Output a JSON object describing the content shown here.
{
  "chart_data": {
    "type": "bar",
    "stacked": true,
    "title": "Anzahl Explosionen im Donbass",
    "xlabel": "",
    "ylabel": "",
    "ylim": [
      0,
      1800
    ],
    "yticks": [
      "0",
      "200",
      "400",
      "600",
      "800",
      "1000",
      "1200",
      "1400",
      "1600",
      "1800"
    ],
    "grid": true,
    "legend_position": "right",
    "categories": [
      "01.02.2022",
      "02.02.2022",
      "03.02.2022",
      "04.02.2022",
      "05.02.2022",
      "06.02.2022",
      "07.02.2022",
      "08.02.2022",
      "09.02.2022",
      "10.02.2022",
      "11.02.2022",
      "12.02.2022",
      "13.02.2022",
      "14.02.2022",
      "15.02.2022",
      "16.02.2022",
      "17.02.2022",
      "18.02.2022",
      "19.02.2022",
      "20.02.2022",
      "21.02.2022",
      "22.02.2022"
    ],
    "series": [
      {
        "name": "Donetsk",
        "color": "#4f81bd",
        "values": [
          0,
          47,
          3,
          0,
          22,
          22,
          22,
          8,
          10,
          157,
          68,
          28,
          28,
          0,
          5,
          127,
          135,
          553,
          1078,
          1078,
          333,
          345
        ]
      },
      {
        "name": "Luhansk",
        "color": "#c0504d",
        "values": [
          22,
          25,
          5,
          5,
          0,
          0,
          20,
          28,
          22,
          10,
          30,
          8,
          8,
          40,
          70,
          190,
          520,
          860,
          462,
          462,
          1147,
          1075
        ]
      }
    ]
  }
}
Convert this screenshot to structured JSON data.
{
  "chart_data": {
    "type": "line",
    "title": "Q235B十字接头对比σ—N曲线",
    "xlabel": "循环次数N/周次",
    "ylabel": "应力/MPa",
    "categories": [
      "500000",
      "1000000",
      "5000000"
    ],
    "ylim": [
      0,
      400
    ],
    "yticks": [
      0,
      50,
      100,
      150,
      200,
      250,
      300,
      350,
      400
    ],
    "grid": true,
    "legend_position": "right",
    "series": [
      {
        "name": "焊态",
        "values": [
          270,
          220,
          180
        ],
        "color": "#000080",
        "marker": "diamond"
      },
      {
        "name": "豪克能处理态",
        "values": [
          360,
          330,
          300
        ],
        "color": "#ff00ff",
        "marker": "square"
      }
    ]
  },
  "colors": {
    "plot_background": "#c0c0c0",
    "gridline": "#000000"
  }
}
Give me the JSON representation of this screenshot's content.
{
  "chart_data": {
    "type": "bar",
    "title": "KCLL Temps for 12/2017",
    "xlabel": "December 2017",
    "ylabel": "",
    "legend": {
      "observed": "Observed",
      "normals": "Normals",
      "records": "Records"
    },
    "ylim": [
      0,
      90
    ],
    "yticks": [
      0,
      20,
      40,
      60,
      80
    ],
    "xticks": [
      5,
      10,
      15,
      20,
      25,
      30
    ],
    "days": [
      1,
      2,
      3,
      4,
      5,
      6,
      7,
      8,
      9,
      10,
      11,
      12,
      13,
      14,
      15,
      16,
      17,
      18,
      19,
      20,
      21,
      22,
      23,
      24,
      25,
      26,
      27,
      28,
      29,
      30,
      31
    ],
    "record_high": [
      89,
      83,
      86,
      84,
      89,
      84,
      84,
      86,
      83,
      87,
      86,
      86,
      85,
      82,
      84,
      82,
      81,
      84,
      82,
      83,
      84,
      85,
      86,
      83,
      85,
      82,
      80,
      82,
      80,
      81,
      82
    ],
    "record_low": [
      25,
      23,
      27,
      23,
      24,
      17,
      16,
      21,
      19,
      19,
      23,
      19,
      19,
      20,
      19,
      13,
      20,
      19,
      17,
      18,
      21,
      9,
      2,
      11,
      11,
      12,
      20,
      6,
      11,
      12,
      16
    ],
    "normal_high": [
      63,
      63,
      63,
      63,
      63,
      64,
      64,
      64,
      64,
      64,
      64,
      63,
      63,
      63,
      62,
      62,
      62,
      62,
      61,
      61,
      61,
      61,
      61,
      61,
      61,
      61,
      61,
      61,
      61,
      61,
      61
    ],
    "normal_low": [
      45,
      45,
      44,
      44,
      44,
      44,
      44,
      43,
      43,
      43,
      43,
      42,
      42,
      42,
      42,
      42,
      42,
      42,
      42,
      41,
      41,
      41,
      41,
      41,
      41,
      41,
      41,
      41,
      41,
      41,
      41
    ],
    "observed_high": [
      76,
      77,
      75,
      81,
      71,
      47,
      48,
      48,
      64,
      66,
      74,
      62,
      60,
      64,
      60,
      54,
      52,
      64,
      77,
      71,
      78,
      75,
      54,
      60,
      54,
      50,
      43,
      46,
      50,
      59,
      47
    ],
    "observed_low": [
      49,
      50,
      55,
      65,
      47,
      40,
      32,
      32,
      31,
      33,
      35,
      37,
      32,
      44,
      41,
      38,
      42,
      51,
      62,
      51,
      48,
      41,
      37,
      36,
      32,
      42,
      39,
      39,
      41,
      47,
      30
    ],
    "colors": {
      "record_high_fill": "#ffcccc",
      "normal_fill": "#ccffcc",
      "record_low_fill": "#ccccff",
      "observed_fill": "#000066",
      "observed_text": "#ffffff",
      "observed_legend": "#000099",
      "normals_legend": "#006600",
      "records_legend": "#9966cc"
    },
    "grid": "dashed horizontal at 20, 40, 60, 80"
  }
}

▬▬▬▬▬▬

Exercise details:
Go through the records above, find every line with the word "name", and list those lines.

Result for this task:
        "name": "Donetsk",
        "name": "Luhansk",
        "name": "焊态",
        "name": "豪克能处理态",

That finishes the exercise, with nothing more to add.